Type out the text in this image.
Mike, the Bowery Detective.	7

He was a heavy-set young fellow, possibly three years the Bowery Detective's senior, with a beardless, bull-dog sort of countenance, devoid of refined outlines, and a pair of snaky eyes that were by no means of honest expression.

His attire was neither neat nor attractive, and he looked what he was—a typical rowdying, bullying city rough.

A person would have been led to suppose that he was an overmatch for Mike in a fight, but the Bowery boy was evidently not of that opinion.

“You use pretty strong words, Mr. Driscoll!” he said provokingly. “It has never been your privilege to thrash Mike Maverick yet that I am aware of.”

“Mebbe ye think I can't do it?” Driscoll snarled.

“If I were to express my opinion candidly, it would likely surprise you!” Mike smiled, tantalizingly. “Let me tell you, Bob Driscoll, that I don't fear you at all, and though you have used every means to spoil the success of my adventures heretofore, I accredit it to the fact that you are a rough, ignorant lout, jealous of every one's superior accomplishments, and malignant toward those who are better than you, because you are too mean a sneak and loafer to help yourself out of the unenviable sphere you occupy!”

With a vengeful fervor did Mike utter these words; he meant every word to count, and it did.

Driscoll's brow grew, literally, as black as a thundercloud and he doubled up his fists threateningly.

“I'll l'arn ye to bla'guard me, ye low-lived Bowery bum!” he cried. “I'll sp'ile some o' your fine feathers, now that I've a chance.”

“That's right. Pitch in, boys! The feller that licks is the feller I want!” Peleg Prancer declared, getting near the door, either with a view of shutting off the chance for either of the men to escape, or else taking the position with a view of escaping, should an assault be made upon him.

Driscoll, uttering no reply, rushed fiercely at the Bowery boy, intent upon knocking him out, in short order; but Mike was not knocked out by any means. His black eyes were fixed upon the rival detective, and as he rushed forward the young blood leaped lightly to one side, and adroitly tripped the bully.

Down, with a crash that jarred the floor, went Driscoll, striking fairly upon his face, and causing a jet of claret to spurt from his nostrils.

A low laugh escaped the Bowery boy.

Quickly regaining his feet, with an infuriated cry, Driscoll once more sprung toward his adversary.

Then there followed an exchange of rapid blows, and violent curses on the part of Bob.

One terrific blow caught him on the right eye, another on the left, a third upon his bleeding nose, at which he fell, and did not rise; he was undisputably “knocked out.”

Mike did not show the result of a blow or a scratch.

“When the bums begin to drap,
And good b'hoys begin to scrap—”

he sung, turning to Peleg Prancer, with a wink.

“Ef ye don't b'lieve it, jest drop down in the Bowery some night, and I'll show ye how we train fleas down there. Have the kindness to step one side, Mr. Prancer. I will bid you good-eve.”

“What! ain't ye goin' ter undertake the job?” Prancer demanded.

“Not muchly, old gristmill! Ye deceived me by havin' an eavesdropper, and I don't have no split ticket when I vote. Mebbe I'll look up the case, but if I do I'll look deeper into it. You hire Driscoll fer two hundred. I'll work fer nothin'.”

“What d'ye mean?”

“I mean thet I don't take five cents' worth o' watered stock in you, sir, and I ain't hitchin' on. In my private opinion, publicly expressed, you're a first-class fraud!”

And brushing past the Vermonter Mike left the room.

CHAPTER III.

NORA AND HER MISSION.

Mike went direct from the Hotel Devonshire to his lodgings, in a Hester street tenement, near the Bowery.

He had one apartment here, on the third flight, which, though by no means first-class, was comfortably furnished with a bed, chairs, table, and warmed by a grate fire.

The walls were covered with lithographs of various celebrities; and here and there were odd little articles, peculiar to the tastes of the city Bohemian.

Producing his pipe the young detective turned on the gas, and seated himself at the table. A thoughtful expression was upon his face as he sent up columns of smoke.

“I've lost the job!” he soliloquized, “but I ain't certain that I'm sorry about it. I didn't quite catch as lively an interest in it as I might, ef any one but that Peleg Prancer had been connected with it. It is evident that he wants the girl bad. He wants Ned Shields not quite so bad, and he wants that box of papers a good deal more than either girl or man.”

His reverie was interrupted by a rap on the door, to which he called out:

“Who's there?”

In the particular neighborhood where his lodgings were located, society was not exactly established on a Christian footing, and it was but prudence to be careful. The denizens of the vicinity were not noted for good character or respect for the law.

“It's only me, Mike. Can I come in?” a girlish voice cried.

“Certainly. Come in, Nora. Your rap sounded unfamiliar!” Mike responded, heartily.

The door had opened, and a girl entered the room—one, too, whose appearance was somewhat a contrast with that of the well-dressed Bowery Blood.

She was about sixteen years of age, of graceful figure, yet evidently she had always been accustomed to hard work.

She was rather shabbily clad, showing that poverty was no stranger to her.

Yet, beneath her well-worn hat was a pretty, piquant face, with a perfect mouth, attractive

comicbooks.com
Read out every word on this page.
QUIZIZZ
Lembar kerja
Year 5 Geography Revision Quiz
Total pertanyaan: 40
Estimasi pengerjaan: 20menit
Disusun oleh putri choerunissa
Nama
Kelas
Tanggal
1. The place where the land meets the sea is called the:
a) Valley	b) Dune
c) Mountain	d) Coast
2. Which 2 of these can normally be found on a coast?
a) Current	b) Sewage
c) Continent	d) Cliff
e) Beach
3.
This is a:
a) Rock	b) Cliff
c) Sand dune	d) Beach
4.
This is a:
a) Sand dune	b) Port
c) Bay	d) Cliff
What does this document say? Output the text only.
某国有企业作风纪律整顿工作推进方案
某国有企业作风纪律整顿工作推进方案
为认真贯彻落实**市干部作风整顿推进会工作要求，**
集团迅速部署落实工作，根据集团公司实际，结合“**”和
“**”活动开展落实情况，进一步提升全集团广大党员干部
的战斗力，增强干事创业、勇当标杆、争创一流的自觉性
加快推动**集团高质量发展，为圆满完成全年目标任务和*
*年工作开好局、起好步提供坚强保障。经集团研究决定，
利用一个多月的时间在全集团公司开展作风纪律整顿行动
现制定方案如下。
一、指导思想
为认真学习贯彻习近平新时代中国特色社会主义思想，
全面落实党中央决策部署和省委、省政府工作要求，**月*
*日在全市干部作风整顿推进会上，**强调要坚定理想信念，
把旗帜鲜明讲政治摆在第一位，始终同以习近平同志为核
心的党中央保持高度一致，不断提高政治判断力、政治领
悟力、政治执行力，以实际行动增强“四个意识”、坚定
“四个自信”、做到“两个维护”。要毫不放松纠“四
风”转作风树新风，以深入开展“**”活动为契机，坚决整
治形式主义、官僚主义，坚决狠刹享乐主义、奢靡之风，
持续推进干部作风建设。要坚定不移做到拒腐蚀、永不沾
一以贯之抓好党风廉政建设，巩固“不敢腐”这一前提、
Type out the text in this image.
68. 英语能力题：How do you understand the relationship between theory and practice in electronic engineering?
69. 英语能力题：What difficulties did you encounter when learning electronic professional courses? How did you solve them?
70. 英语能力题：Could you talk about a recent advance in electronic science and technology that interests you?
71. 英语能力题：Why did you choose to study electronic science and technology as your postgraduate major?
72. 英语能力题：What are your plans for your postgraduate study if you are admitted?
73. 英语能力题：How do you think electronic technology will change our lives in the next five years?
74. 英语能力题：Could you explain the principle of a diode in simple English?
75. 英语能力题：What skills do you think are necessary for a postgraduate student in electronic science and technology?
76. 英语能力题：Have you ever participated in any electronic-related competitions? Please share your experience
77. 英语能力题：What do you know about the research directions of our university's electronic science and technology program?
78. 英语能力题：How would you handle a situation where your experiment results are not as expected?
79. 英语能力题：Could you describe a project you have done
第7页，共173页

= = =

Of the lines above, how many hold the string "left"? Answer with only the number.

WRITTEN ANSWER - 2